### STATED EXERCISE
Quote word for word from the line holding "Read out every word on this page." to the last line below, including both, and omit any pictures.
========================================
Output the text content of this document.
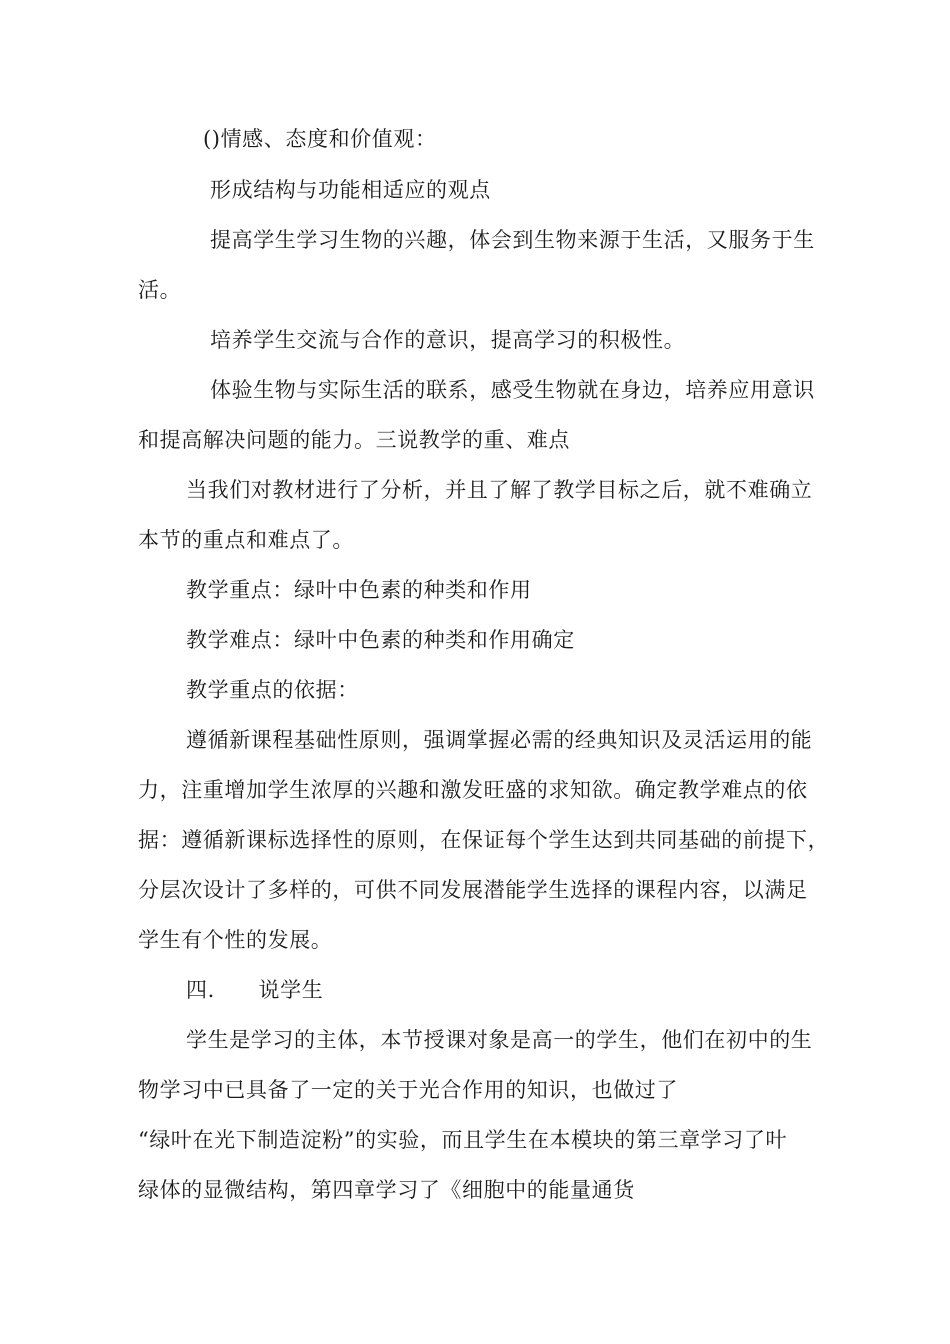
()情感、态度和价值观：
形成结构与功能相适应的观点
提高学生学习生物的兴趣，体会到生物来源于生活，又服务于生
活。
培养学生交流与合作的意识，提高学习的积极性。
体验生物与实际生活的联系，感受生物就在身边，培养应用意识
和提高解决问题的能力。三说教学的重、难点
当我们对教材进行了分析，并且了解了教学目标之后，就不难确立
本节的重点和难点了。
教学重点：绿叶中色素的种类和作用
教学难点：绿叶中色素的种类和作用确定
教学重点的依据：
遵循新课程基础性原则，强调掌握必需的经典知识及灵活运用的能
力，注重增加学生浓厚的兴趣和激发旺盛的求知欲。确定教学难点的依
据：遵循新课标选择性的原则，在保证每个学生达到共同基础的前提下，
分层次设计了多样的，可供不同发展潜能学生选择的课程内容，以满足
学生有个性的发展。
四.      说学生
学生是学习的主体，本节授课对象是高一的学生，他们在初中的生
物学习中已具备了一定的关于光合作用的知识，也做过了
“绿叶在光下制造淀粉”的实验，而且学生在本模块的第三章学习了叶
绿体的显微结构，第四章学习了《细胞中的能量通货
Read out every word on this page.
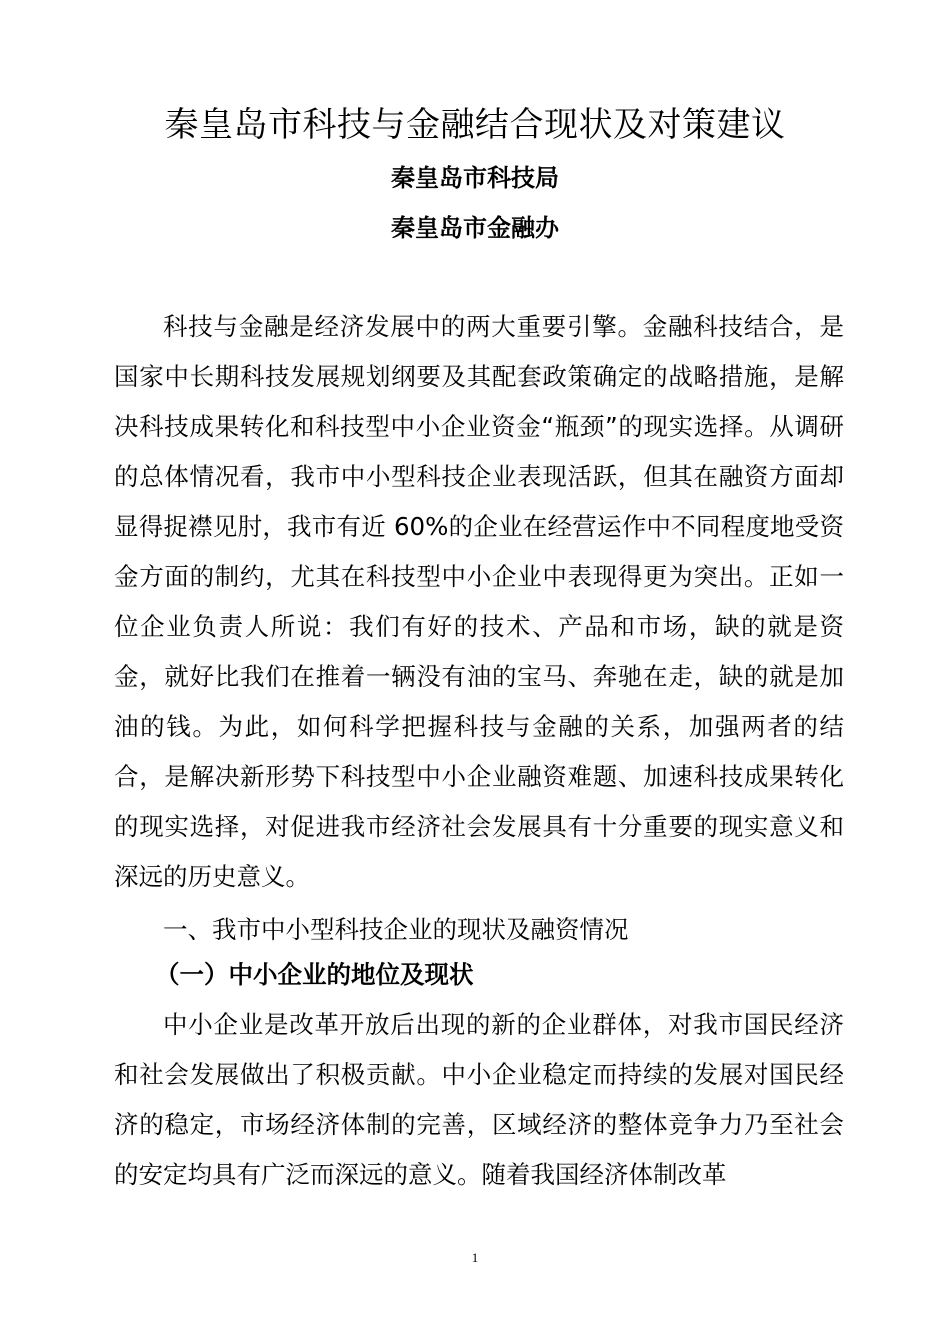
秦皇岛市科技与金融结合现状及对策建议
秦皇岛市科技局
秦皇岛市金融办
科技与金融是经济发展中的两大重要引擎。金融科技结合，是国家中长期科技发展规划纲要及其配套政策确定的战略措施，是解决科技成果转化和科技型中小企业资金“瓶颈”的现实选择。从调研的总体情况看，我市中小型科技企业表现活跃，但其在融资方面却显得捉襟见肘，我市有近 60%的企业在经营运作中不同程度地受资金方面的制约，尤其在科技型中小企业中表现得更为突出。正如一位企业负责人所说：我们有好的技术、产品和市场，缺的就是资金，就好比我们在推着一辆没有油的宝马、奔驰在走，缺的就是加油的钱。为此，如何科学把握科技与金融的关系，加强两者的结合，是解决新形势下科技型中小企业融资难题、加速科技成果转化的现实选择，对促进我市经济社会发展具有十分重要的现实意义和深远的历史意义。
一、我市中小型科技企业的现状及融资情况
（一）中小企业的地位及现状
中小企业是改革开放后出现的新的企业群体，对我市国民经济和社会发展做出了积极贡献。中小企业稳定而持续的发展对国民经济的稳定，市场经济体制的完善，区域经济的整体竞争力乃至社会的安定均具有广泛而深远的意义。随着我国经济体制改革
1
========================================
### FINAL RESULT
Read out every word on this page.
秦皇岛市科技与金融结合现状及对策建议
秦皇岛市科技局
秦皇岛市金融办
科技与金融是经济发展中的两大重要引擎。金融科技结合，是国家中长期科技发展规划纲要及其配套政策确定的战略措施，是解决科技成果转化和科技型中小企业资金“瓶颈”的现实选择。从调研的总体情况看，我市中小型科技企业表现活跃，但其在融资方面却显得捉襟见肘，我市有近 60%的企业在经营运作中不同程度地受资金方面的制约，尤其在科技型中小企业中表现得更为突出。正如一位企业负责人所说：我们有好的技术、产品和市场，缺的就是资金，就好比我们在推着一辆没有油的宝马、奔驰在走，缺的就是加油的钱。为此，如何科学把握科技与金融的关系，加强两者的结合，是解决新形势下科技型中小企业融资难题、加速科技成果转化的现实选择，对促进我市经济社会发展具有十分重要的现实意义和深远的历史意义。
一、我市中小型科技企业的现状及融资情况
（一）中小企业的地位及现状
中小企业是改革开放后出现的新的企业群体，对我市国民经济和社会发展做出了积极贡献。中小企业稳定而持续的发展对国民经济的稳定，市场经济体制的完善，区域经济的整体竞争力乃至社会的安定均具有广泛而深远的意义。随着我国经济体制改革
1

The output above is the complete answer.